:: DATA SHOWN

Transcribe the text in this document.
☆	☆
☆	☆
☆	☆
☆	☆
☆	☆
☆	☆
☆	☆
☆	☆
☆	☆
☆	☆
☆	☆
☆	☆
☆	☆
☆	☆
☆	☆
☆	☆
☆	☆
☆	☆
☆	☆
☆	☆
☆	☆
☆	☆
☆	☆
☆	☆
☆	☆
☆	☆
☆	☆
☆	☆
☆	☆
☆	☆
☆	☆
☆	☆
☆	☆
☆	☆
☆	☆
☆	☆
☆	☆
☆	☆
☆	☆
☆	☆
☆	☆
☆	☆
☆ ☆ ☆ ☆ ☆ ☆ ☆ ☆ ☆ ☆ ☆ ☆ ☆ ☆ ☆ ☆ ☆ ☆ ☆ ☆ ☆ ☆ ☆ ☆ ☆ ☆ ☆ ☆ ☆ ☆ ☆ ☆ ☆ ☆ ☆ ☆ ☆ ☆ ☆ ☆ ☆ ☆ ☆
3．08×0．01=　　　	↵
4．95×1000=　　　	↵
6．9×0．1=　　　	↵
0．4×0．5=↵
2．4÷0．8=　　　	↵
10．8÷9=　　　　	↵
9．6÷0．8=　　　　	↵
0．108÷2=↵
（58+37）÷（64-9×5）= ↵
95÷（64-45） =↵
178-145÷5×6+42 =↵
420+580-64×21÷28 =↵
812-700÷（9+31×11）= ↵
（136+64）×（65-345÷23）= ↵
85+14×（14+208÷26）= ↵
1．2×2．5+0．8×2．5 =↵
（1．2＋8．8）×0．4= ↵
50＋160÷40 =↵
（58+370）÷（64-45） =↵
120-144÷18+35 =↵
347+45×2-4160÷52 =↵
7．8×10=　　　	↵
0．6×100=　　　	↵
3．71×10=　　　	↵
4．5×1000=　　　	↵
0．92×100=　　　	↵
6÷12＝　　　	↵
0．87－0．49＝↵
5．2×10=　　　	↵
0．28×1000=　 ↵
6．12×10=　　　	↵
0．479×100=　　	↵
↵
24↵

::::

■ STATED EXERCISE ■
Output an exact copy of each record.

■ PROBLEM SOLUTION ■
Transcribe the text in this document.
☆	☆
☆	☆
☆	☆
☆	☆
☆	☆
☆	☆
☆	☆
☆	☆
☆	☆
☆	☆
☆	☆
☆	☆
☆	☆
☆	☆
☆	☆
☆	☆
☆	☆
☆	☆
☆	☆
☆	☆
☆	☆
☆	☆
☆	☆
☆	☆
☆	☆
☆	☆
☆	☆
☆	☆
☆	☆
☆	☆
☆	☆
☆	☆
☆	☆
☆	☆
☆	☆
☆	☆
☆	☆
☆	☆
☆	☆
☆	☆
☆	☆
☆	☆
☆ ☆ ☆ ☆ ☆ ☆ ☆ ☆ ☆ ☆ ☆ ☆ ☆ ☆ ☆ ☆ ☆ ☆ ☆ ☆ ☆ ☆ ☆ ☆ ☆ ☆ ☆ ☆ ☆ ☆ ☆ ☆ ☆ ☆ ☆ ☆ ☆ ☆ ☆ ☆ ☆ ☆ ☆
3．08×0．01=　　　	↵
4．95×1000=　　　	↵
6．9×0．1=　　　	↵
0．4×0．5=↵
2．4÷0．8=　　　	↵
10．8÷9=　　　　	↵
9．6÷0．8=　　　　	↵
0．108÷2=↵
（58+37）÷（64-9×5）= ↵
95÷（64-45） =↵
178-145÷5×6+42 =↵
420+580-64×21÷28 =↵
812-700÷（9+31×11）= ↵
（136+64）×（65-345÷23）= ↵
85+14×（14+208÷26）= ↵
1．2×2．5+0．8×2．5 =↵
（1．2＋8．8）×0．4= ↵
50＋160÷40 =↵
（58+370）÷（64-45） =↵
120-144÷18+35 =↵
347+45×2-4160÷52 =↵
7．8×10=　　　	↵
0．6×100=　　　	↵
3．71×10=　　　	↵
4．5×1000=　　　	↵
0．92×100=　　　	↵
6÷12＝　　　	↵
0．87－0．49＝↵
5．2×10=　　　	↵
0．28×1000=　 ↵
6．12×10=　　　	↵
0．479×100=　　	↵
↵
24↵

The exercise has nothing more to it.